Pull every line with the word "value" out of the entries below.

§ DATA EXTRACT:
^^^^^^^^^^^^^^^^

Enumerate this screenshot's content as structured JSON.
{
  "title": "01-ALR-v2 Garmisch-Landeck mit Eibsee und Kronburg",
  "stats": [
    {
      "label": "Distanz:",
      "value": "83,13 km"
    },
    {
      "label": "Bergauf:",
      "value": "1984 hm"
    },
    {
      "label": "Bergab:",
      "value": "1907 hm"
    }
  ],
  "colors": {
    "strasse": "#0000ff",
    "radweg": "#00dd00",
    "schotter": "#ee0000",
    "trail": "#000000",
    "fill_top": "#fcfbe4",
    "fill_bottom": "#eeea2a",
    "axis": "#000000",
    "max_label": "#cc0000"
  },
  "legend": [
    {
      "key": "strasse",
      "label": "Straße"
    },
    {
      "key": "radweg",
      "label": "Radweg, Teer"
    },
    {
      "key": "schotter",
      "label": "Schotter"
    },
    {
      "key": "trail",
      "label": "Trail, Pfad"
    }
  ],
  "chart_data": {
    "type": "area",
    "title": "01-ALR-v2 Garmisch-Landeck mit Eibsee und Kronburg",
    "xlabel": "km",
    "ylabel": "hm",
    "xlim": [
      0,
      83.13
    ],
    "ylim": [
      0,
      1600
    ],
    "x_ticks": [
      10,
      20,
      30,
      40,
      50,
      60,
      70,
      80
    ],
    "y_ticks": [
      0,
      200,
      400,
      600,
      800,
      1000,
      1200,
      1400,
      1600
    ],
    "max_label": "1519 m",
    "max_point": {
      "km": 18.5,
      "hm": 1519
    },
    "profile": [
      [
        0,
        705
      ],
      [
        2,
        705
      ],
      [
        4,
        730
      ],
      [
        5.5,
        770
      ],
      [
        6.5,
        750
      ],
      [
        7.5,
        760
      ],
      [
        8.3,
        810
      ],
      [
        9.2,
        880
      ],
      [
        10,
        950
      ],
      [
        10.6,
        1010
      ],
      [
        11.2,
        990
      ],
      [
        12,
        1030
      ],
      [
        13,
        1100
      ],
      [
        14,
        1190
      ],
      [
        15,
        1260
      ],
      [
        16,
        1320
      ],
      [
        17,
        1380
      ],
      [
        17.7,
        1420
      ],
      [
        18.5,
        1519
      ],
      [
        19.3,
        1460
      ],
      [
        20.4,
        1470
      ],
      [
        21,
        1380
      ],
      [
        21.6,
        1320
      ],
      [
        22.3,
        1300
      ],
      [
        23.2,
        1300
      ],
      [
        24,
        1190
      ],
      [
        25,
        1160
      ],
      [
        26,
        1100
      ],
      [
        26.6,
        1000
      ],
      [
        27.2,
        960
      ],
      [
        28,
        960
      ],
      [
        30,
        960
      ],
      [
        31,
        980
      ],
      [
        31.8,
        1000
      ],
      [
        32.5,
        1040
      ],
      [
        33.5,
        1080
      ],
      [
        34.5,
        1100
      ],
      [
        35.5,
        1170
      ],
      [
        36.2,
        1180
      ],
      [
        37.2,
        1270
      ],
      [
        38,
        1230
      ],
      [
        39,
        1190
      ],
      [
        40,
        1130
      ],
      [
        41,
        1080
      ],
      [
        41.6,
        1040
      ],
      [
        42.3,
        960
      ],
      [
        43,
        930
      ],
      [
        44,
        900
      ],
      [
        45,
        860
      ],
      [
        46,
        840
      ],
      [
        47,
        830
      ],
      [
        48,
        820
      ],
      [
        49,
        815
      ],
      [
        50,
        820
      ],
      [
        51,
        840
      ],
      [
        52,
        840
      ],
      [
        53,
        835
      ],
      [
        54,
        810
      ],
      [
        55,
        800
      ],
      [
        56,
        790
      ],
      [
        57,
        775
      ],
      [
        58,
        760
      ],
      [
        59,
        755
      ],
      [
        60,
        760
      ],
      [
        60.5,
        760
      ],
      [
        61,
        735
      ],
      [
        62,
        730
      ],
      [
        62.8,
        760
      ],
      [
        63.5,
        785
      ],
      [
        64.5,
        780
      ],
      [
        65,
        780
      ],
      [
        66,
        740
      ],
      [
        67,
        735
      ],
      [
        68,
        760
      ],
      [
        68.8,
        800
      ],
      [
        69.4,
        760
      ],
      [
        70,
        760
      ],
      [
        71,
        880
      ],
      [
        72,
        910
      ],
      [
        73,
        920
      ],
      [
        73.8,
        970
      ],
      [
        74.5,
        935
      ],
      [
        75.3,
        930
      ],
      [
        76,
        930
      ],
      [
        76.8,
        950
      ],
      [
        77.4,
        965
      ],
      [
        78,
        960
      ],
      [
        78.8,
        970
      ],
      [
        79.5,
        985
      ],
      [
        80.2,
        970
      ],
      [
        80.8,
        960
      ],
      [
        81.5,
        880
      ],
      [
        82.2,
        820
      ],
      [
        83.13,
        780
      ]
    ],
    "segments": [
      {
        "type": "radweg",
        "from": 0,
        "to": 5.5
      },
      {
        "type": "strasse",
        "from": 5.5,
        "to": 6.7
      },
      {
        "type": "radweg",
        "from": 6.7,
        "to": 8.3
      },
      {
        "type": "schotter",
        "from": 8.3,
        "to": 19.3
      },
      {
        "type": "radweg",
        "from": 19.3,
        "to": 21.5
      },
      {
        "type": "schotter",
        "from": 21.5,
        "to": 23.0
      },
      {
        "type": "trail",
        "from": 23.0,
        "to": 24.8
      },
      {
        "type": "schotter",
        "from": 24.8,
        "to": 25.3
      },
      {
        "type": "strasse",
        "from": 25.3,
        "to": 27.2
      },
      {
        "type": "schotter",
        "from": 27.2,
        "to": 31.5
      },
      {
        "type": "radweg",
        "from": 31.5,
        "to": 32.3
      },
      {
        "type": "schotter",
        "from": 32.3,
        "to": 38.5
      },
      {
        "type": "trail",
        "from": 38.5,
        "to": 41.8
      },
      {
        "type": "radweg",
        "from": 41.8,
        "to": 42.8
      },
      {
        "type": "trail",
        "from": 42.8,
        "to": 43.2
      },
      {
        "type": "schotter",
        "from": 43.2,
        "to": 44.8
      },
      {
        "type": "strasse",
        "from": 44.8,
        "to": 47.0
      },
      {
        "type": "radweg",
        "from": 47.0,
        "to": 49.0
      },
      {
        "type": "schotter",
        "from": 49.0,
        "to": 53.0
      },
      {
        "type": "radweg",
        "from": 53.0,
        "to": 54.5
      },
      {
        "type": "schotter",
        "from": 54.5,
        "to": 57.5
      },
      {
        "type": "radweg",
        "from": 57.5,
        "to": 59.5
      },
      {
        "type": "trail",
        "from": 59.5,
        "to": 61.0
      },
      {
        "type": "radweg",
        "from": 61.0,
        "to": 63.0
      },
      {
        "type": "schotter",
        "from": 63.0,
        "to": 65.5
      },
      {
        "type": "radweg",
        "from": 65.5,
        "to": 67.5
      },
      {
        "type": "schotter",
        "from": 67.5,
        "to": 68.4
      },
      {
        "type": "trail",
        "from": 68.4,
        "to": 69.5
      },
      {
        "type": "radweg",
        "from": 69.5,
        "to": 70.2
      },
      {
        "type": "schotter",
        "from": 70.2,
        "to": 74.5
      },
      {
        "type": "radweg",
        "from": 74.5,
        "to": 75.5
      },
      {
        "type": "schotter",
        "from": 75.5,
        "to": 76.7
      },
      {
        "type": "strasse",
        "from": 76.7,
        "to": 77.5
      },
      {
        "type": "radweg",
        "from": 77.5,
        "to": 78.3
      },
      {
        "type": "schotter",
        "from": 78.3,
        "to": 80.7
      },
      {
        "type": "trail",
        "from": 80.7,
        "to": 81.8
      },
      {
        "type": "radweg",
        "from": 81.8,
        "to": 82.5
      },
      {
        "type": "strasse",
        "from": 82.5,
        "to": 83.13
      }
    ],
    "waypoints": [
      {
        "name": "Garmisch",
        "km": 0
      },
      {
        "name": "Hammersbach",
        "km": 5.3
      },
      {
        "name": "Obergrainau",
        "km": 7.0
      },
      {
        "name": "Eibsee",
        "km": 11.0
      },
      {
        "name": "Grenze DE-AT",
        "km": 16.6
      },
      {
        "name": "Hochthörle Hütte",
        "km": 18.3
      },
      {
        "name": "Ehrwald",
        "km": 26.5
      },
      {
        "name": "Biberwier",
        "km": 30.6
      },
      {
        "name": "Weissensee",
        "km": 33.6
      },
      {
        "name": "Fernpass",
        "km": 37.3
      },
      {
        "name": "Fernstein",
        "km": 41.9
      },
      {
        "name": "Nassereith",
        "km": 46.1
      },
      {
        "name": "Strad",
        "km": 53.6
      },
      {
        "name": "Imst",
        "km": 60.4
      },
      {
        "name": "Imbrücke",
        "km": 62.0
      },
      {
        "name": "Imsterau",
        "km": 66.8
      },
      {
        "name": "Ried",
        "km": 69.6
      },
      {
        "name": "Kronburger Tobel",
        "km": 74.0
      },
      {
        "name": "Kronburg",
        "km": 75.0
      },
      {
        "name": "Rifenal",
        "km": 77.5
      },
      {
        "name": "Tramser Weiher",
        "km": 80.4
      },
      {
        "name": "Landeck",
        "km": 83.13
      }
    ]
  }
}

^^^^^^^^^^^^^^^^

§ RESULT BELOW:
      "value": "83,13 km"
      "value": "1984 hm"
      "value": "1907 hm"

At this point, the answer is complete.